**Entries provided**
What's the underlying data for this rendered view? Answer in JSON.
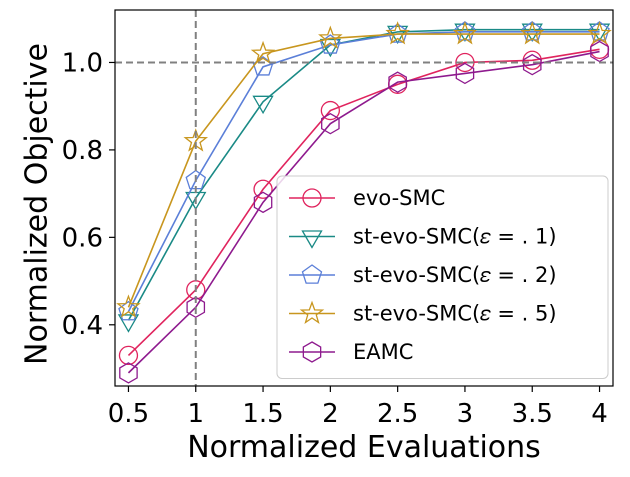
{
  "chart_data": {
    "type": "line",
    "title": "",
    "xlabel": "Normalized Evaluations",
    "ylabel": "Normalized Objective",
    "x": [
      0.5,
      1,
      1.5,
      2,
      2.5,
      3,
      3.5,
      4
    ],
    "x_tick_labels": [
      "0.5",
      "1",
      "1.5",
      "2",
      "2.5",
      "3",
      "3.5",
      "4"
    ],
    "y_ticks": [
      0.4,
      0.6,
      0.8,
      1.0
    ],
    "y_tick_labels": [
      "0.4",
      "0.6",
      "0.8",
      "1.0"
    ],
    "xlim": [
      0.4,
      4.1
    ],
    "ylim": [
      0.26,
      1.12
    ],
    "reference_lines": {
      "x": 1,
      "y": 1.0
    },
    "grid": false,
    "legend_position": "lower-right",
    "series": [
      {
        "name": "evo-SMC",
        "marker": "circle",
        "color": "#e0245e",
        "values": [
          0.33,
          0.48,
          0.71,
          0.89,
          0.95,
          1.0,
          1.005,
          1.03
        ]
      },
      {
        "name": "st-evo-SMC(ε = .1)",
        "legend_label": "st-evo-SMC(𝜀 = . 1)",
        "marker": "triangle-down",
        "color": "#1a8a86",
        "values": [
          0.41,
          0.69,
          0.91,
          1.04,
          1.07,
          1.075,
          1.075,
          1.075
        ]
      },
      {
        "name": "st-evo-SMC(ε = .2)",
        "legend_label": "st-evo-SMC(𝜀 = . 2)",
        "marker": "pentagon",
        "color": "#5b7fd8",
        "values": [
          0.43,
          0.73,
          0.99,
          1.04,
          1.065,
          1.07,
          1.07,
          1.07
        ]
      },
      {
        "name": "st-evo-SMC(ε = .5)",
        "legend_label": "st-evo-SMC(𝜀 = . 5)",
        "marker": "star",
        "color": "#c8961e",
        "values": [
          0.44,
          0.82,
          1.02,
          1.055,
          1.065,
          1.065,
          1.065,
          1.065
        ]
      },
      {
        "name": "EAMC",
        "marker": "hexagon",
        "color": "#8e1a8e",
        "values": [
          0.29,
          0.44,
          0.68,
          0.86,
          0.955,
          0.975,
          0.995,
          1.025
        ]
      }
    ]
  }
}
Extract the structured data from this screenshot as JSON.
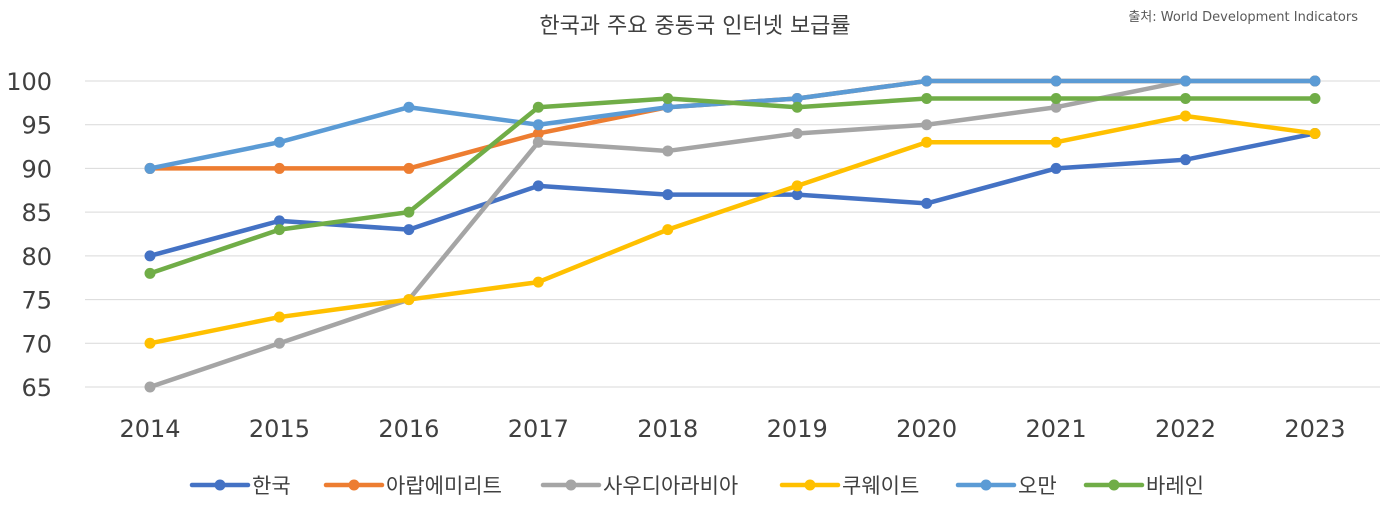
{
  "chart_data": {
    "type": "line",
    "title": "한국과 주요 중동국 인터넷 보급률",
    "source": "출처: World Development Indicators",
    "xlabel": "",
    "ylabel": "",
    "ylim": [
      65,
      100
    ],
    "yticks": [
      "65",
      "70",
      "75",
      "80",
      "85",
      "90",
      "95",
      "100"
    ],
    "grid": true,
    "legend": "bottom",
    "categories": [
      "2014",
      "2015",
      "2016",
      "2017",
      "2018",
      "2019",
      "2020",
      "2021",
      "2022",
      "2023"
    ],
    "series": [
      {
        "name": "한국",
        "color": "#4472C4",
        "values": [
          80,
          84,
          83,
          88,
          87,
          87,
          86,
          90,
          91,
          94
        ]
      },
      {
        "name": "아랍에미리트",
        "color": "#ED7D31",
        "values": [
          90,
          90,
          90,
          94,
          97,
          98,
          100,
          100,
          100,
          100
        ]
      },
      {
        "name": "사우디아라비아",
        "color": "#A5A5A5",
        "values": [
          65,
          70,
          75,
          93,
          92,
          94,
          95,
          97,
          100,
          100
        ]
      },
      {
        "name": "쿠웨이트",
        "color": "#FFC000",
        "values": [
          70,
          73,
          75,
          77,
          83,
          88,
          93,
          93,
          96,
          94
        ]
      },
      {
        "name": "오만",
        "color": "#5B9BD5",
        "values": [
          90,
          93,
          97,
          95,
          97,
          98,
          100,
          100,
          100,
          100
        ]
      },
      {
        "name": "바레인",
        "color": "#70AD47",
        "values": [
          78,
          83,
          85,
          97,
          98,
          97,
          98,
          98,
          98,
          98
        ]
      }
    ]
  }
}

**What the task asks**
Quote the data exactly, leaving every image out of the copy.

**Answer to the task**
What's the underlying data for this rendered view? Answer in JSON.
{
  "chart_data": {
    "type": "line",
    "title": "",
    "xlabel": "Normalized Evaluations",
    "ylabel": "Normalized Objective",
    "x": [
      0.5,
      1,
      1.5,
      2,
      2.5,
      3,
      3.5,
      4
    ],
    "x_tick_labels": [
      "0.5",
      "1",
      "1.5",
      "2",
      "2.5",
      "3",
      "3.5",
      "4"
    ],
    "y_ticks": [
      0.4,
      0.6,
      0.8,
      1.0
    ],
    "y_tick_labels": [
      "0.4",
      "0.6",
      "0.8",
      "1.0"
    ],
    "xlim": [
      0.4,
      4.1
    ],
    "ylim": [
      0.26,
      1.12
    ],
    "reference_lines": {
      "x": 1,
      "y": 1.0
    },
    "grid": false,
    "legend_position": "lower-right",
    "series": [
      {
        "name": "evo-SMC",
        "marker": "circle",
        "color": "#e0245e",
        "values": [
          0.33,
          0.48,
          0.71,
          0.89,
          0.95,
          1.0,
          1.005,
          1.03
        ]
      },
      {
        "name": "st-evo-SMC(ε = .1)",
        "legend_label": "st-evo-SMC(𝜀 = . 1)",
        "marker": "triangle-down",
        "color": "#1a8a86",
        "values": [
          0.41,
          0.69,
          0.91,
          1.04,
          1.07,
          1.075,
          1.075,
          1.075
        ]
      },
      {
        "name": "st-evo-SMC(ε = .2)",
        "legend_label": "st-evo-SMC(𝜀 = . 2)",
        "marker": "pentagon",
        "color": "#5b7fd8",
        "values": [
          0.43,
          0.73,
          0.99,
          1.04,
          1.065,
          1.07,
          1.07,
          1.07
        ]
      },
      {
        "name": "st-evo-SMC(ε = .5)",
        "legend_label": "st-evo-SMC(𝜀 = . 5)",
        "marker": "star",
        "color": "#c8961e",
        "values": [
          0.44,
          0.82,
          1.02,
          1.055,
          1.065,
          1.065,
          1.065,
          1.065
        ]
      },
      {
        "name": "EAMC",
        "marker": "hexagon",
        "color": "#8e1a8e",
        "values": [
          0.29,
          0.44,
          0.68,
          0.86,
          0.955,
          0.975,
          0.995,
          1.025
        ]
      }
    ]
  }
}
Extract the structured data from this screenshot as JSON.
{
  "chart_data": {
    "type": "line",
    "title": "한국과 주요 중동국 인터넷 보급률",
    "source": "출처: World Development Indicators",
    "xlabel": "",
    "ylabel": "",
    "ylim": [
      65,
      100
    ],
    "yticks": [
      "65",
      "70",
      "75",
      "80",
      "85",
      "90",
      "95",
      "100"
    ],
    "grid": true,
    "legend": "bottom",
    "categories": [
      "2014",
      "2015",
      "2016",
      "2017",
      "2018",
      "2019",
      "2020",
      "2021",
      "2022",
      "2023"
    ],
    "series": [
      {
        "name": "한국",
        "color": "#4472C4",
        "values": [
          80,
          84,
          83,
          88,
          87,
          87,
          86,
          90,
          91,
          94
        ]
      },
      {
        "name": "아랍에미리트",
        "color": "#ED7D31",
        "values": [
          90,
          90,
          90,
          94,
          97,
          98,
          100,
          100,
          100,
          100
        ]
      },
      {
        "name": "사우디아라비아",
        "color": "#A5A5A5",
        "values": [
          65,
          70,
          75,
          93,
          92,
          94,
          95,
          97,
          100,
          100
        ]
      },
      {
        "name": "쿠웨이트",
        "color": "#FFC000",
        "values": [
          70,
          73,
          75,
          77,
          83,
          88,
          93,
          93,
          96,
          94
        ]
      },
      {
        "name": "오만",
        "color": "#5B9BD5",
        "values": [
          90,
          93,
          97,
          95,
          97,
          98,
          100,
          100,
          100,
          100
        ]
      },
      {
        "name": "바레인",
        "color": "#70AD47",
        "values": [
          78,
          83,
          85,
          97,
          98,
          97,
          98,
          98,
          98,
          98
        ]
      }
    ]
  }
}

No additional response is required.